>> start Rows
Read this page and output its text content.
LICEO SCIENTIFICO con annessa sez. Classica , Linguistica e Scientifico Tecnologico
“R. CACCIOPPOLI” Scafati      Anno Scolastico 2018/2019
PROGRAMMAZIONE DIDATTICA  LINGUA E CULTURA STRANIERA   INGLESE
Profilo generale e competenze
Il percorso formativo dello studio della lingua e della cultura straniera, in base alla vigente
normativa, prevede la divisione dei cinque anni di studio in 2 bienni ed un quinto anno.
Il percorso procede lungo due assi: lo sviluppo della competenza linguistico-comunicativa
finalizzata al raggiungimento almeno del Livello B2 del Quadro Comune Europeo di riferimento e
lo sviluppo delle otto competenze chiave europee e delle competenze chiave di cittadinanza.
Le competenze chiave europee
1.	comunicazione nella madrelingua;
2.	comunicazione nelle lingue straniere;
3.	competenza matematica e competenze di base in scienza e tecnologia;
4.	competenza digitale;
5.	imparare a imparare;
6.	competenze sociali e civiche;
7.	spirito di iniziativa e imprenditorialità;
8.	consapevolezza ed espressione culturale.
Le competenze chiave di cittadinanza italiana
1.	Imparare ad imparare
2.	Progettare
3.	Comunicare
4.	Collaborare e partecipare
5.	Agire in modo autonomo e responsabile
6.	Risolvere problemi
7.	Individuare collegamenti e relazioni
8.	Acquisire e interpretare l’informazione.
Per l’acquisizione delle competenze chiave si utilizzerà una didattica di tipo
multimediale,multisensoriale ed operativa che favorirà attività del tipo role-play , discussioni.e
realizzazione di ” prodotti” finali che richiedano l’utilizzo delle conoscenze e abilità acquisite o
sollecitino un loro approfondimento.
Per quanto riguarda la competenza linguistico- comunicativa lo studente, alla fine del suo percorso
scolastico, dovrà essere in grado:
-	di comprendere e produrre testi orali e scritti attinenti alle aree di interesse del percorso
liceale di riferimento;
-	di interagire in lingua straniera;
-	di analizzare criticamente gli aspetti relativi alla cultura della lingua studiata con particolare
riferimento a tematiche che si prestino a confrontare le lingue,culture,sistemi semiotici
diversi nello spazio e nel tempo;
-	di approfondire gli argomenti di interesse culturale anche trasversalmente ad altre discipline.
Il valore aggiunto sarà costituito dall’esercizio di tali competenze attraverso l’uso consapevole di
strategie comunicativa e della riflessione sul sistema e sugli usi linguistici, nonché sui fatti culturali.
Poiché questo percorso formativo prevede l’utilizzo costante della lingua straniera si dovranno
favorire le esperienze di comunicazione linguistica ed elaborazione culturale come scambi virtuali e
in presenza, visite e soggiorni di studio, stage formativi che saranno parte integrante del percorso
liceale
>> end Rows
Your instructions –
Every entry in the listing must be retyped exactly.

Exercise result –
Read this page and output its text content.
LICEO SCIENTIFICO con annessa sez. Classica , Linguistica e Scientifico Tecnologico
“R. CACCIOPPOLI” Scafati      Anno Scolastico 2018/2019
PROGRAMMAZIONE DIDATTICA  LINGUA E CULTURA STRANIERA   INGLESE
Profilo generale e competenze
Il percorso formativo dello studio della lingua e della cultura straniera, in base alla vigente
normativa, prevede la divisione dei cinque anni di studio in 2 bienni ed un quinto anno.
Il percorso procede lungo due assi: lo sviluppo della competenza linguistico-comunicativa
finalizzata al raggiungimento almeno del Livello B2 del Quadro Comune Europeo di riferimento e
lo sviluppo delle otto competenze chiave europee e delle competenze chiave di cittadinanza.
Le competenze chiave europee
1.	comunicazione nella madrelingua;
2.	comunicazione nelle lingue straniere;
3.	competenza matematica e competenze di base in scienza e tecnologia;
4.	competenza digitale;
5.	imparare a imparare;
6.	competenze sociali e civiche;
7.	spirito di iniziativa e imprenditorialità;
8.	consapevolezza ed espressione culturale.
Le competenze chiave di cittadinanza italiana
1.	Imparare ad imparare
2.	Progettare
3.	Comunicare
4.	Collaborare e partecipare
5.	Agire in modo autonomo e responsabile
6.	Risolvere problemi
7.	Individuare collegamenti e relazioni
8.	Acquisire e interpretare l’informazione.
Per l’acquisizione delle competenze chiave si utilizzerà una didattica di tipo
multimediale,multisensoriale ed operativa che favorirà attività del tipo role-play , discussioni.e
realizzazione di ” prodotti” finali che richiedano l’utilizzo delle conoscenze e abilità acquisite o
sollecitino un loro approfondimento.
Per quanto riguarda la competenza linguistico- comunicativa lo studente, alla fine del suo percorso
scolastico, dovrà essere in grado:
-	di comprendere e produrre testi orali e scritti attinenti alle aree di interesse del percorso
liceale di riferimento;
-	di interagire in lingua straniera;
-	di analizzare criticamente gli aspetti relativi alla cultura della lingua studiata con particolare
riferimento a tematiche che si prestino a confrontare le lingue,culture,sistemi semiotici
diversi nello spazio e nel tempo;
-	di approfondire gli argomenti di interesse culturale anche trasversalmente ad altre discipline.
Il valore aggiunto sarà costituito dall’esercizio di tali competenze attraverso l’uso consapevole di
strategie comunicativa e della riflessione sul sistema e sugli usi linguistici, nonché sui fatti culturali.
Poiché questo percorso formativo prevede l’utilizzo costante della lingua straniera si dovranno
favorire le esperienze di comunicazione linguistica ed elaborazione culturale come scambi virtuali e
in presenza, visite e soggiorni di studio, stage formativi che saranno parte integrante del percorso
liceale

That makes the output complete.